法務省|法務大臣閣議後記者会見の概要【令和6年3月15日(金)】
今朝の閣議ですが、法務省案件として、3件の法律案が閣議決定されました。出入国管理及び難民認定法等の一部を改正する法律案、出入国管理及び難民認定法及び外国人の技能実習の適正な実施及び技能実習生の保護に関する法律の一部を改正する法律案、事業性融資の推進等に関する法律案の三つについて閣議決定が行われました。
まず、報告の1件目は、今申し上げた三つの法律案の中の二つです。出入国管理及び難民認定法等の一部を改正する法律案は、在留カードとマイナンバーカードの一体化に関する法律案であります。両者を一体化することで利便性を格段に向上させることができるということで、外国人の(生活の)利便性に資するとともに、行政運営の効率化を図ろうという考え方です。出入国管理及び難民認定法及び外国人の技能実習の適正な実施及び技能実習生の保護に関する法律の一部を改正する法律案は、新たな在留資格として「育成就労」の在留資格を創設して、技能実習法を抜本的に改正する等の内容です。日本が働き先として選ばれる国になるという観点から、外国人が就労しながらキャリアアップを図っていく分かりやすい制度にしようということと、大事なポイントは、人権侵害の防止等を図るということも重要な要素であります。こうした分野での取組によって、外国人材に長く日本で働いていただいて、スキルアップをしていく。そういうことを目指した法案として閣議決定されました。人権を尊重する、共生社会を実現するというために非常に重要な法案であるというふうに考えております。

::::::::::

**課題 A:** 下の一覧の先頭から「x-tick-label: 100 <box>232 485 251 494</box>」を含む行までを、両端の行も含めてそのまま打ち直すこと。

座標注釈一覧
::::::::::

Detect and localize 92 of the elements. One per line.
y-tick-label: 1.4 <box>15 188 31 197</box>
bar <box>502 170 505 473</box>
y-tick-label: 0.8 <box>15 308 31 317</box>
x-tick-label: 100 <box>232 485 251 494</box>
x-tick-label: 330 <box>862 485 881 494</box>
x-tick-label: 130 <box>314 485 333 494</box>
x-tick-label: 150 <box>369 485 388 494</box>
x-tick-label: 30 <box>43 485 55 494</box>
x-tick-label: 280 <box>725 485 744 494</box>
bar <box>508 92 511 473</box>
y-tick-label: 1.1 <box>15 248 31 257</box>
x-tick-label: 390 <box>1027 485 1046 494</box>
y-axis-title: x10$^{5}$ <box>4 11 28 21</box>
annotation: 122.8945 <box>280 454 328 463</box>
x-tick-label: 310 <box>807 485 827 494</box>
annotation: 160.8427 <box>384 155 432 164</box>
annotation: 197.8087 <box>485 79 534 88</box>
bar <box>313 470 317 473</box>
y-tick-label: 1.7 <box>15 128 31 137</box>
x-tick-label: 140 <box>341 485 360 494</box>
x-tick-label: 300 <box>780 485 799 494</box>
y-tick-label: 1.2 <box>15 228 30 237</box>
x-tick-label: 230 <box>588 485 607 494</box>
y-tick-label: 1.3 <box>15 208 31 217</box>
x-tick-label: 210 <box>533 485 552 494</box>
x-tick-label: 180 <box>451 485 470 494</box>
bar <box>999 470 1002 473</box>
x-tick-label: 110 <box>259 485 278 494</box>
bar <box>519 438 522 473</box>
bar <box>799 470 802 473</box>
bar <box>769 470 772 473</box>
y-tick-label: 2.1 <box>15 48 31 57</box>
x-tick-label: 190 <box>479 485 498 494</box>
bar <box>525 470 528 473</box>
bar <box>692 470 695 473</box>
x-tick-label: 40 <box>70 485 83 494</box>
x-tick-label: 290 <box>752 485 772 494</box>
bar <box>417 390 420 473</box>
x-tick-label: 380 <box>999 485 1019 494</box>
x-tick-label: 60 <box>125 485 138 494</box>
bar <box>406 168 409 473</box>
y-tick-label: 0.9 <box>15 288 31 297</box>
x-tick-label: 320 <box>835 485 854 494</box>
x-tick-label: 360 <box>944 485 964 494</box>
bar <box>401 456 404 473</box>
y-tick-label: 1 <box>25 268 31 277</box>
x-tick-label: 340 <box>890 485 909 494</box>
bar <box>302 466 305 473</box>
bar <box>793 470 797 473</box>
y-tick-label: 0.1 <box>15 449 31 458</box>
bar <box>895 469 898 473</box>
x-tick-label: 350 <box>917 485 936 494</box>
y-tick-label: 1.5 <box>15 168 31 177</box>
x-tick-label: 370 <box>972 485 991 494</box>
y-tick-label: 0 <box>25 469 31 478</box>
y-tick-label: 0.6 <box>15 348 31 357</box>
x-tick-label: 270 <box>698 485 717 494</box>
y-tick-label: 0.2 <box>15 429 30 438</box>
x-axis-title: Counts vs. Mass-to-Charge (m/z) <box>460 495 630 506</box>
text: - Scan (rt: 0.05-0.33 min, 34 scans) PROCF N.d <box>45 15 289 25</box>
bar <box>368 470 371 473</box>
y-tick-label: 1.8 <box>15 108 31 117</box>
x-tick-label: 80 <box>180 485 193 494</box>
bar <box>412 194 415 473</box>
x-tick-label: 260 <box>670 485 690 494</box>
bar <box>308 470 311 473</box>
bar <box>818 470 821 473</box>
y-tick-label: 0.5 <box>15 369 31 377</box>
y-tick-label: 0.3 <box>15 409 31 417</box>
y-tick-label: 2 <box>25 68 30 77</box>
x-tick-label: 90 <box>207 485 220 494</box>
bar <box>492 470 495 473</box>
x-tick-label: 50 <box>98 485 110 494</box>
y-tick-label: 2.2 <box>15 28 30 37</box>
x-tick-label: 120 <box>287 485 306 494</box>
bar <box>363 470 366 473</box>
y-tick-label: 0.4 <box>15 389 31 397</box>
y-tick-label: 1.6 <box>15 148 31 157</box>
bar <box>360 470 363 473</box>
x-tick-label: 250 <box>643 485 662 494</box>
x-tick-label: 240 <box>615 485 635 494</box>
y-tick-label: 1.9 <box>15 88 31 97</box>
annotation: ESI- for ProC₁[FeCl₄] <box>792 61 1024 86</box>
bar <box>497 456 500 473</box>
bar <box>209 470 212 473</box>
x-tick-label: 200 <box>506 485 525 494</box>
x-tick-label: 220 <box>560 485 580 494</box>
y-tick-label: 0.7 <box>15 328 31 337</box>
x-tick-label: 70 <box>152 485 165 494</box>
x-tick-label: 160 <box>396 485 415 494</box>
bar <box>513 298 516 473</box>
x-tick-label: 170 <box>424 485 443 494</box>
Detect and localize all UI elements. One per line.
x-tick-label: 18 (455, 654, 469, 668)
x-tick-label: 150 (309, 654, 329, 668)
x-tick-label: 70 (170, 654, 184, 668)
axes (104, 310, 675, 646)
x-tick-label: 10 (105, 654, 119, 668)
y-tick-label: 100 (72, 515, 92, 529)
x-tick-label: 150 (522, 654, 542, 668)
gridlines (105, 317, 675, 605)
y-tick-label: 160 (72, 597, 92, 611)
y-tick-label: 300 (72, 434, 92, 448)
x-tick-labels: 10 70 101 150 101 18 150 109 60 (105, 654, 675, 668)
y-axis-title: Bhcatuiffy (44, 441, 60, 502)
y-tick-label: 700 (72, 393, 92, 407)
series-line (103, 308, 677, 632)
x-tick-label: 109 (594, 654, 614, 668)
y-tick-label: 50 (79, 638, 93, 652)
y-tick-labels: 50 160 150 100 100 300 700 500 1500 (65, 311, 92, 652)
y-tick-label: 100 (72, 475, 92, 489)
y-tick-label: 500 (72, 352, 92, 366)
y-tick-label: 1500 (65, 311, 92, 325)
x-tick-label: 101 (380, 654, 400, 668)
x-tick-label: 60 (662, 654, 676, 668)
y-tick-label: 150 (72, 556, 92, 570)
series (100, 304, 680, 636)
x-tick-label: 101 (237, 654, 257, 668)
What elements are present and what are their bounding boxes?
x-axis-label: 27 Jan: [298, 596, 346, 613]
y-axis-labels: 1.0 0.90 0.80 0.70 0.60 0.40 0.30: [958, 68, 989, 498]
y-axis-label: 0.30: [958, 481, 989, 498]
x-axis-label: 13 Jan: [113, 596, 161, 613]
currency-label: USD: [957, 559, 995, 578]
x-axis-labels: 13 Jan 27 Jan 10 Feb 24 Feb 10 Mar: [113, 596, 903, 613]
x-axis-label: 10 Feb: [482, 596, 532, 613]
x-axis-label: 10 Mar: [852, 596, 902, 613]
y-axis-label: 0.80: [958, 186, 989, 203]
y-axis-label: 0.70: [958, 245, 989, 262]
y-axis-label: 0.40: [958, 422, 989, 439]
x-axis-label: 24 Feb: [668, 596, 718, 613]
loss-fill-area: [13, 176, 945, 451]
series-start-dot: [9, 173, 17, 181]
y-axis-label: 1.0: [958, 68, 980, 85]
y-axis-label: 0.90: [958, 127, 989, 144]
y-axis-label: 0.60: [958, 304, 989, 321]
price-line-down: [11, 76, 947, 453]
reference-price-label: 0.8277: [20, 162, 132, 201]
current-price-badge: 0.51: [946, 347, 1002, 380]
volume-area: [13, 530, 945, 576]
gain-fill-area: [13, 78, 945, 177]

::::::::::

**課題 B:** 上の法務大臣記者会見の概要の続きを、最後の文の後から書き進めること。

**解答 A:**
Detect and localize 92 of the elements. One per line.
y-tick-label: 1.4 <box>15 188 31 197</box>
bar <box>502 170 505 473</box>
y-tick-label: 0.8 <box>15 308 31 317</box>
x-tick-label: 100 <box>232 485 251 494</box>

**解答 B:**
報告の2件目は、「外国人支援コーディネーターの養成の在り方等に関する検討会」が、本日報告書を公表します。この外国人支援コーディネーターというのは、全国の自治体とか、国の外国人の方々が来られる窓口で様々なアドバイスをする、適切な行政機関を紹介する、そういうことを行っていますけれども、それぞれ専門知識がやはり必要になってきており、全国統一的な扱いも必要であります。また情報の共有も必要だということで、令和8年度までには、目標としては300人のコーディネーターを養成したいということです。これから受講生の募集、カリキュラム、そういったものを整備して、新年度の来月から具体的な取組をしていこうということになります。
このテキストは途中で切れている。